Reading text:
·····
The entitlement of Shareholders to new Ordinary Shares will be calculated on the number of Ordinary Shares held by each Shareholder on 27 November 2015 (the 'Record Date'). The formula used in calculating the maximum entitlement of each Shareholder will be as follows:


Number of Ordinary Shares held at the Record Date x final cash Interim Dividend

share price


The share price will be calculated based on the average of the middle market quotations on the London Stock Exchange for the Ordinary Shares on the day on which they are first quoted 'ex' dividend and the four subsequent dealing days. The value of each Shareholder's entitlement will be rounded to ensure that it is as nearly as possible equal to but not greater than the cash amount of the cash dividend (disregarding any tax credit). Where calculation of a Shareholder's entitlement would result in a Shareholder being entitled to less than one new Ordinary Share, no fraction of Ordinary Shares will be issued, and the relevant amount of the dividend will instead be retained for the benefit of the Company.


For your protection, the Directors may (at their discretion) dis-apply the Reverse Scrip Dividend Scheme and pay a cash dividend instead in respect of the Interim Dividend if, by 11 December 2015, the middle market quotation for the Ordinary Shares falls by 15% or more from the share price used to calculate your entitlement. The Directors may also pay a cash dividend instead if, by 11 December 2015, the middle market quotation for the Ordinary Shares rises by 15% or more from the share price used to calculate your entitlement.
·····
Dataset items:
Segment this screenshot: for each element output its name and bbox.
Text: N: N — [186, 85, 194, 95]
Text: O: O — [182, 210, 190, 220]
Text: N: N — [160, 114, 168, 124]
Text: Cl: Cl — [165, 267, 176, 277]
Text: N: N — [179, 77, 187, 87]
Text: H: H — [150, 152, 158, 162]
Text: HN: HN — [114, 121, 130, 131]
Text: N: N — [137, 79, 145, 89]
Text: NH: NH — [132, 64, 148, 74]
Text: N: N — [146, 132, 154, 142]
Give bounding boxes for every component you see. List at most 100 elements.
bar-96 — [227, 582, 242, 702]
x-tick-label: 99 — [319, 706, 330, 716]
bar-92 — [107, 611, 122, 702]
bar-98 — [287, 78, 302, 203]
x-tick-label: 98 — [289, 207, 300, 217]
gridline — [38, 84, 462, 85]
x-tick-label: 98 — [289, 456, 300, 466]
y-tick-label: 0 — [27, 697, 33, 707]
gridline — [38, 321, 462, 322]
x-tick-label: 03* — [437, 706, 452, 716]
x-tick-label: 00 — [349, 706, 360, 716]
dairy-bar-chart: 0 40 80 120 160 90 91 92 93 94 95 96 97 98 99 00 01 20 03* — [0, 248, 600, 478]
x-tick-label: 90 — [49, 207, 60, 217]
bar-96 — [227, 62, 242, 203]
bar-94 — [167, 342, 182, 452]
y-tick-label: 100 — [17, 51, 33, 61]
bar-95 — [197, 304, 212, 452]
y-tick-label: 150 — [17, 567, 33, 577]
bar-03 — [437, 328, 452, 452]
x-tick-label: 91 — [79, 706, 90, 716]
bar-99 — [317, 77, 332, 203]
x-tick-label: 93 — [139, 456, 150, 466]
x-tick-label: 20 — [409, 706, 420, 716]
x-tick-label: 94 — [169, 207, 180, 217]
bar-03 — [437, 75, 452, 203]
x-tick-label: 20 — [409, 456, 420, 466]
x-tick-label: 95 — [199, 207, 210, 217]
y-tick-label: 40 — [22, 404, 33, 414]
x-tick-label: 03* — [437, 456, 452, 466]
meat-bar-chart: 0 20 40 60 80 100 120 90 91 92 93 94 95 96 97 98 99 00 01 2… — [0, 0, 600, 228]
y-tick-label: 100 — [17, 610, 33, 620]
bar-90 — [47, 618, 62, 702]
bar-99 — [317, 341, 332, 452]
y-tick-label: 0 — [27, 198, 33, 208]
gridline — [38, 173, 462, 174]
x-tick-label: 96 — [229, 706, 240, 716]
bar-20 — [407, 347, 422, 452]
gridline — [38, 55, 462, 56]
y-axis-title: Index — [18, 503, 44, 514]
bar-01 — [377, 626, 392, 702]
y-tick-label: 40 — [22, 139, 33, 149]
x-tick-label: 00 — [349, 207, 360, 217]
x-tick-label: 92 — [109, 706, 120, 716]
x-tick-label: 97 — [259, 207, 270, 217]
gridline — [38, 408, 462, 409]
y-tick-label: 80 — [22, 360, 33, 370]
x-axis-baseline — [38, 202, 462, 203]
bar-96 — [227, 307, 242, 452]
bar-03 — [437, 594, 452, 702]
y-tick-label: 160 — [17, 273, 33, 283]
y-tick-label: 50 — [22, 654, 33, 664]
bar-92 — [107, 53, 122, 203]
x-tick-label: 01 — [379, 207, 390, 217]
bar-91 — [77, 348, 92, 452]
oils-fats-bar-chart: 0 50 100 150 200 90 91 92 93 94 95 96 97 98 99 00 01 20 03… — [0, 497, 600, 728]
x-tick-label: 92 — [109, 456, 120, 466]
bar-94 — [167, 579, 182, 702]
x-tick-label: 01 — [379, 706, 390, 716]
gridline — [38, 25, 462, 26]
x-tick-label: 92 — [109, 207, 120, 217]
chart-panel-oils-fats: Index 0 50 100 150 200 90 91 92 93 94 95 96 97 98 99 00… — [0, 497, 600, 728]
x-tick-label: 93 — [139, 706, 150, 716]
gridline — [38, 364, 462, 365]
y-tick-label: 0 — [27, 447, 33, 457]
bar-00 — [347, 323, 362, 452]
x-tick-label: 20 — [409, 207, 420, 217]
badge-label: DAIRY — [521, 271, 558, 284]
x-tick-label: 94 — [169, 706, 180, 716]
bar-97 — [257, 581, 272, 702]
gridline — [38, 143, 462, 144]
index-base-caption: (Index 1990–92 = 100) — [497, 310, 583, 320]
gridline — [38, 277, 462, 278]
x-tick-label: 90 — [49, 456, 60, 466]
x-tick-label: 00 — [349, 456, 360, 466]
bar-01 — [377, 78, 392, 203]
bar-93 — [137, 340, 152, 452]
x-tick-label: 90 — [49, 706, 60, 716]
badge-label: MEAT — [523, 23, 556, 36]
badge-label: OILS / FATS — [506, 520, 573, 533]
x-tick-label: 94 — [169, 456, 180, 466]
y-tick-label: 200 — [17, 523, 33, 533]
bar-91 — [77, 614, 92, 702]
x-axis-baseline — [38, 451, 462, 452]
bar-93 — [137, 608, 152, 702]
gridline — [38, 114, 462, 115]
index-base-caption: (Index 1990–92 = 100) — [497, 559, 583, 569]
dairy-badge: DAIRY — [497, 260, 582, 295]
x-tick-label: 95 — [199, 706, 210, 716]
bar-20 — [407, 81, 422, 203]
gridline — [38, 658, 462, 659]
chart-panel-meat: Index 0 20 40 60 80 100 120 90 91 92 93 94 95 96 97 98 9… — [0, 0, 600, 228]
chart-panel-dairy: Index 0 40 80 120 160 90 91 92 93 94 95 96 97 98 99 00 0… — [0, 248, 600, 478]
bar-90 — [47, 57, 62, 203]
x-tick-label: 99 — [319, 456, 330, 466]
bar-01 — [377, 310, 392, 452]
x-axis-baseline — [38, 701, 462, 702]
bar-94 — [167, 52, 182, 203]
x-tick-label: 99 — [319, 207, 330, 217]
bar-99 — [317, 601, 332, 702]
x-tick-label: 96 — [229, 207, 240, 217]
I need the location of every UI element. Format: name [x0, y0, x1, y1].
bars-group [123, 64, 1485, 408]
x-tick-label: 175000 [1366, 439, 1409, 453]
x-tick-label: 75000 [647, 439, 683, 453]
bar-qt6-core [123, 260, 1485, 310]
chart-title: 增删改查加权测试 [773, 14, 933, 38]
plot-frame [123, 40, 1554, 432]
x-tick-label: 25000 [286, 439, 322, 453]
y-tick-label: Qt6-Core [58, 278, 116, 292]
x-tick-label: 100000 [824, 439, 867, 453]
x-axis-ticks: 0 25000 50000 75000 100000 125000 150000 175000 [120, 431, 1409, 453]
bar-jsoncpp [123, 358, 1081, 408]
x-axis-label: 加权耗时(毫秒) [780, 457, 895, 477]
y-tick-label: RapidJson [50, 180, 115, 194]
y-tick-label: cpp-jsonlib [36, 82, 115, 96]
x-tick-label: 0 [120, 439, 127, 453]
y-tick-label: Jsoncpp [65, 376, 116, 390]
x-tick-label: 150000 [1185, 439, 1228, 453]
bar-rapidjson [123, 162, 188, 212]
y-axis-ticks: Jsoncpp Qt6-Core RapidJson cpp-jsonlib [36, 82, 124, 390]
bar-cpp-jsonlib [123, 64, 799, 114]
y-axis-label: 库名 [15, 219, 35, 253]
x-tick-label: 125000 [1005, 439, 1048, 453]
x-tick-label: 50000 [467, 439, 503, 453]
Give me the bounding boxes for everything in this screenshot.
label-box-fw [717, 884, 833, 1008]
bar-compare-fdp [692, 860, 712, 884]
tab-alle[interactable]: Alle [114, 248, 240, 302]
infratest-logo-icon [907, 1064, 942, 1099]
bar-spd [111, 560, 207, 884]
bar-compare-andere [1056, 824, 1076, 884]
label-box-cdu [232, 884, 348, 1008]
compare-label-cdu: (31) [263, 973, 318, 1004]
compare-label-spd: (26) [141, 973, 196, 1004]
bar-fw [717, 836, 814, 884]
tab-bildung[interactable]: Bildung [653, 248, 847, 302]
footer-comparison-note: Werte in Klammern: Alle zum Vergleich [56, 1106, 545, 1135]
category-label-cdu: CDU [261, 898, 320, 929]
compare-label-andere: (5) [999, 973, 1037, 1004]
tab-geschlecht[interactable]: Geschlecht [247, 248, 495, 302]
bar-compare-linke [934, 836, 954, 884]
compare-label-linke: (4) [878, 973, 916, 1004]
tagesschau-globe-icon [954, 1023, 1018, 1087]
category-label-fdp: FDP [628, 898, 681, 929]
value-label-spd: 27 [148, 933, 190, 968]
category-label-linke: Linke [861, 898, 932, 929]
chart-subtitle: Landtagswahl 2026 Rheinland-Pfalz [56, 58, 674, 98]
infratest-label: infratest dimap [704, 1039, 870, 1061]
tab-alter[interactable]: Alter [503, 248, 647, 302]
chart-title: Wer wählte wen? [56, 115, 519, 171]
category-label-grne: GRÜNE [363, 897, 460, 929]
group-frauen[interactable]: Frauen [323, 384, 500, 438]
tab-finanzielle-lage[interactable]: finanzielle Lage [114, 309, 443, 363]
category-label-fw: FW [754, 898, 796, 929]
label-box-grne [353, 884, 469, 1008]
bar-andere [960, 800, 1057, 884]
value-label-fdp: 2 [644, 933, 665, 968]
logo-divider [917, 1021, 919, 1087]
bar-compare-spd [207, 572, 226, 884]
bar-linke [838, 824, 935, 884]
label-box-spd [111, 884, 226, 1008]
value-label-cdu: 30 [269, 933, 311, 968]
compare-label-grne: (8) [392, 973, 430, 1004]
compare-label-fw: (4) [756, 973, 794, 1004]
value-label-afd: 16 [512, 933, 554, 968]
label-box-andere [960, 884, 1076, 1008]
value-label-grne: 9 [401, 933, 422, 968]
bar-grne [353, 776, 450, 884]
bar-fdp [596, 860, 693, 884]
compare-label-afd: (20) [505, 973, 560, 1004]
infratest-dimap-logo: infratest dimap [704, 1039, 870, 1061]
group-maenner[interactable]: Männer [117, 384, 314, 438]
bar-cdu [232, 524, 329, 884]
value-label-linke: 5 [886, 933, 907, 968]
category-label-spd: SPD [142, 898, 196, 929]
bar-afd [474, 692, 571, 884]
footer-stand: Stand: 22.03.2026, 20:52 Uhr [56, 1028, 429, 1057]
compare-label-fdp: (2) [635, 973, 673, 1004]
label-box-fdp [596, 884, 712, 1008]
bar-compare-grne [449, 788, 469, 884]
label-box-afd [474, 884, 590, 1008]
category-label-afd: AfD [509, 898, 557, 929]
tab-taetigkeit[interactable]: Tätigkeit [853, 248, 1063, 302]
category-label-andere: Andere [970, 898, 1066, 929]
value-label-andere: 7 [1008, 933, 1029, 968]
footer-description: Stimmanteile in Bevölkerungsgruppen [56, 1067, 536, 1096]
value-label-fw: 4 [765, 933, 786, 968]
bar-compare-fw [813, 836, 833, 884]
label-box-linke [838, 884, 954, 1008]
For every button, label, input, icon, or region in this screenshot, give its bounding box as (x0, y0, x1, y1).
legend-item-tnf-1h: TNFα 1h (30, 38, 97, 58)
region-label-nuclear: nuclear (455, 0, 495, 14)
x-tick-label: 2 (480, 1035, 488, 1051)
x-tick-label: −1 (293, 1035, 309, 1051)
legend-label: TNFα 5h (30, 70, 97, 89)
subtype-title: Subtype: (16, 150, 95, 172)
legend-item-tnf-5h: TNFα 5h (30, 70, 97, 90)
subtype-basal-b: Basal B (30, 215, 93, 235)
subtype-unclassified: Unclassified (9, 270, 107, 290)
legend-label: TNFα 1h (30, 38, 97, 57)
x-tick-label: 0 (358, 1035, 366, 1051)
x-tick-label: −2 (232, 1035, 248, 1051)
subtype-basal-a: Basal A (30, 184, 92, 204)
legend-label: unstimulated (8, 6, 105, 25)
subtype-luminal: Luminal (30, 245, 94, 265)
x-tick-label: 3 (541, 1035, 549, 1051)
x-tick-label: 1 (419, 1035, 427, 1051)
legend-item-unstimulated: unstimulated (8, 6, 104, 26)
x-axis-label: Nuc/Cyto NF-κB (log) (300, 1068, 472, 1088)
·····
Required action:
List each quantity that appears in the entitlement formula in the dividend passage. The dataset items have nothing to do with this exercise.

Solved problem:
- Number of Ordinary Shares held at the Record Date
- final cash Interim Dividend
- share price